Dataset records on visual material:

"""

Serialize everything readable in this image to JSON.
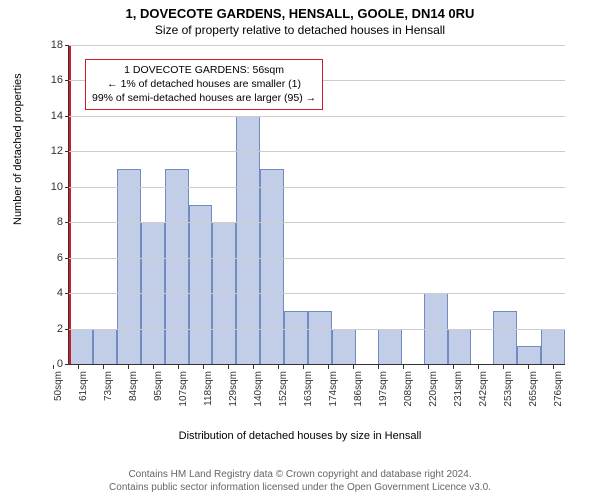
{
  "title_main": "1, DOVECOTE GARDENS, HENSALL, GOOLE, DN14 0RU",
  "title_sub": "Size of property relative to detached houses in Hensall",
  "chart": {
    "type": "histogram",
    "ymax": 18,
    "ytick_step": 2,
    "bar_color": "#c2cee8",
    "bar_border": "#718cc0",
    "grid_color": "#cccccc",
    "redline_color": "#d01c2a",
    "redline_category_index": 0,
    "categories": [
      "50sqm",
      "61sqm",
      "73sqm",
      "84sqm",
      "95sqm",
      "107sqm",
      "118sqm",
      "129sqm",
      "140sqm",
      "152sqm",
      "163sqm",
      "174sqm",
      "186sqm",
      "197sqm",
      "208sqm",
      "220sqm",
      "231sqm",
      "242sqm",
      "253sqm",
      "265sqm",
      "276sqm"
    ],
    "values": [
      2,
      2,
      11,
      8,
      11,
      9,
      8,
      14,
      11,
      3,
      3,
      2,
      0,
      2,
      0,
      4,
      2,
      0,
      3,
      1,
      2
    ],
    "annotation": {
      "line1": "1 DOVECOTE GARDENS: 56sqm",
      "line2": "← 1% of detached houses are smaller (1)",
      "line3": "99% of semi-detached houses are larger (95) →",
      "border_color": "#d01c2a"
    }
  },
  "y_axis_title": "Number of detached properties",
  "x_axis_title": "Distribution of detached houses by size in Hensall",
  "footer_line1": "Contains HM Land Registry data © Crown copyright and database right 2024.",
  "footer_line2": "Contains public sector information licensed under the Open Government Licence v3.0."
}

"""

### GIVEN TASK
Reproduce the whole listing word for word, setting aside any pictures.

### FINISHED EXERCISE
Serialize everything readable in this image to JSON.
{
  "title_main": "1, DOVECOTE GARDENS, HENSALL, GOOLE, DN14 0RU",
  "title_sub": "Size of property relative to detached houses in Hensall",
  "chart": {
    "type": "histogram",
    "ymax": 18,
    "ytick_step": 2,
    "bar_color": "#c2cee8",
    "bar_border": "#718cc0",
    "grid_color": "#cccccc",
    "redline_color": "#d01c2a",
    "redline_category_index": 0,
    "categories": [
      "50sqm",
      "61sqm",
      "73sqm",
      "84sqm",
      "95sqm",
      "107sqm",
      "118sqm",
      "129sqm",
      "140sqm",
      "152sqm",
      "163sqm",
      "174sqm",
      "186sqm",
      "197sqm",
      "208sqm",
      "220sqm",
      "231sqm",
      "242sqm",
      "253sqm",
      "265sqm",
      "276sqm"
    ],
    "values": [
      2,
      2,
      11,
      8,
      11,
      9,
      8,
      14,
      11,
      3,
      3,
      2,
      0,
      2,
      0,
      4,
      2,
      0,
      3,
      1,
      2
    ],
    "annotation": {
      "line1": "1 DOVECOTE GARDENS: 56sqm",
      "line2": "← 1% of detached houses are smaller (1)",
      "line3": "99% of semi-detached houses are larger (95) →",
      "border_color": "#d01c2a"
    }
  },
  "y_axis_title": "Number of detached properties",
  "x_axis_title": "Distribution of detached houses by size in Hensall",
  "footer_line1": "Contains HM Land Registry data © Crown copyright and database right 2024.",
  "footer_line2": "Contains public sector information licensed under the Open Government Licence v3.0."
}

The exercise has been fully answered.